_PROBLEM REQUIREMENTS:_ Check every line below for the word "EMIS" and copy the ones that have it.

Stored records
>>>>>

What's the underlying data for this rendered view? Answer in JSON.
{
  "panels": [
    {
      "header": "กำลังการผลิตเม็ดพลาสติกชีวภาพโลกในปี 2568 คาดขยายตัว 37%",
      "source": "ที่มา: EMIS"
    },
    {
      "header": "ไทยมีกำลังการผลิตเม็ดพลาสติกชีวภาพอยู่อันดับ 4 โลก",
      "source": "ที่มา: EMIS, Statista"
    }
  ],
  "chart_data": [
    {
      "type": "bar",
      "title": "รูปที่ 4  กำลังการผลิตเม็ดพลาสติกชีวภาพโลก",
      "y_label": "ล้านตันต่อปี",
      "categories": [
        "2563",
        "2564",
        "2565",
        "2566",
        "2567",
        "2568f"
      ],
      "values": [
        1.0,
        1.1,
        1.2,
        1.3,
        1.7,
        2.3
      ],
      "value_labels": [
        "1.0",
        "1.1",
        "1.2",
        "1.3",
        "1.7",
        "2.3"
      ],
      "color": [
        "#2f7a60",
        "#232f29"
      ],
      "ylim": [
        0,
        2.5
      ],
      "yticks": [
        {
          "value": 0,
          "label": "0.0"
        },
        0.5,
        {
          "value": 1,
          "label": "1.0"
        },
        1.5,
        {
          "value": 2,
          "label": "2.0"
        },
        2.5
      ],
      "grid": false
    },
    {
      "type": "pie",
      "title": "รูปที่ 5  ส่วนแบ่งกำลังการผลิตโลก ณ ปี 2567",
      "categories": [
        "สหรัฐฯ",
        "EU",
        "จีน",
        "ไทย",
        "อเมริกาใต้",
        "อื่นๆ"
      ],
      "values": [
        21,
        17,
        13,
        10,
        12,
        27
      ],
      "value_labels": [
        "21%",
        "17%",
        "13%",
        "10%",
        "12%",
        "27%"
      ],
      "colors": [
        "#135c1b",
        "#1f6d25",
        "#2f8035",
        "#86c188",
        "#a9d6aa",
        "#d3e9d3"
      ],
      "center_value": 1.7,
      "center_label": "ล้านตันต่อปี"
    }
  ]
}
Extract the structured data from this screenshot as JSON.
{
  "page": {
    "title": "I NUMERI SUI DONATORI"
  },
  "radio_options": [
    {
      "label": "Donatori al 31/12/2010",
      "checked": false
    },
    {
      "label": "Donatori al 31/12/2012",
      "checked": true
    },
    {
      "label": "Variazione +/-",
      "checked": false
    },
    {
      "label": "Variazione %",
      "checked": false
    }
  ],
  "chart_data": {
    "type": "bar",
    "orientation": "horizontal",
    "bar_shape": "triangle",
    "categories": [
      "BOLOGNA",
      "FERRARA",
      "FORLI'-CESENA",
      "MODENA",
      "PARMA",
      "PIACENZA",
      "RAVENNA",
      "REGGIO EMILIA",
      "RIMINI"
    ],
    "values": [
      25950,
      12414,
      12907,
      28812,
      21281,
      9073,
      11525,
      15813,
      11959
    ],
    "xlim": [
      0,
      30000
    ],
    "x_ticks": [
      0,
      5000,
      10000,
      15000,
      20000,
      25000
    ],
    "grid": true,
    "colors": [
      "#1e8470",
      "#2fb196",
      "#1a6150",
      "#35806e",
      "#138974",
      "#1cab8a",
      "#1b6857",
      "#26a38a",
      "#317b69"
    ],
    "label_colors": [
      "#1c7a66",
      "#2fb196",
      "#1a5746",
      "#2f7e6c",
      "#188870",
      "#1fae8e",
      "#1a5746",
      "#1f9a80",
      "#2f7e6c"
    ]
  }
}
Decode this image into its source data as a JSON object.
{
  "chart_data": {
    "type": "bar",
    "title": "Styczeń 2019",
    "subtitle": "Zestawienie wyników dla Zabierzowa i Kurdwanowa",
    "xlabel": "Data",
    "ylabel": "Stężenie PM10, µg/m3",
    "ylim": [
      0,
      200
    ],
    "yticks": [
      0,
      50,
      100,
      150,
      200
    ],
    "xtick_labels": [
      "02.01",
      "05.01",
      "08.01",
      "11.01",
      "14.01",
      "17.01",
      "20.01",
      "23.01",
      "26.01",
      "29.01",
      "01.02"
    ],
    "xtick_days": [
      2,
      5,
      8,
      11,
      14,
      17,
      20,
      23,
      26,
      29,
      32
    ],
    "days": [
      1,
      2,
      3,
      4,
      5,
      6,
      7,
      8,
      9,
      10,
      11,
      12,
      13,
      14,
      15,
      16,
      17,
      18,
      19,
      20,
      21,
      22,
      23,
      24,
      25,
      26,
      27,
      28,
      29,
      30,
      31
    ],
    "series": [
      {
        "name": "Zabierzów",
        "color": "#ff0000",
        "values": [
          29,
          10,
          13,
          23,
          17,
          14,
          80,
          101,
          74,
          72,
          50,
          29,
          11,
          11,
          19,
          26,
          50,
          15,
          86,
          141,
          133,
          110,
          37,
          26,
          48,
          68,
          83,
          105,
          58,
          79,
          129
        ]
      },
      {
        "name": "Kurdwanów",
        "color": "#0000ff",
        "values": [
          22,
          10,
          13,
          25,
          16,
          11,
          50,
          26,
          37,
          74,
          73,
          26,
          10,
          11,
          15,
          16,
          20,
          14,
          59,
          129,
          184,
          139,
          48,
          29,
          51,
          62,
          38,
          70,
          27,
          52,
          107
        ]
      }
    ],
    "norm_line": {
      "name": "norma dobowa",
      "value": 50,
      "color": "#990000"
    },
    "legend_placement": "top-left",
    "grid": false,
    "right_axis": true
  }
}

<<<<<

_TASK ANSWER:_
      "source": "ที่มา: EMIS"
      "source": "ที่มา: EMIS, Statista"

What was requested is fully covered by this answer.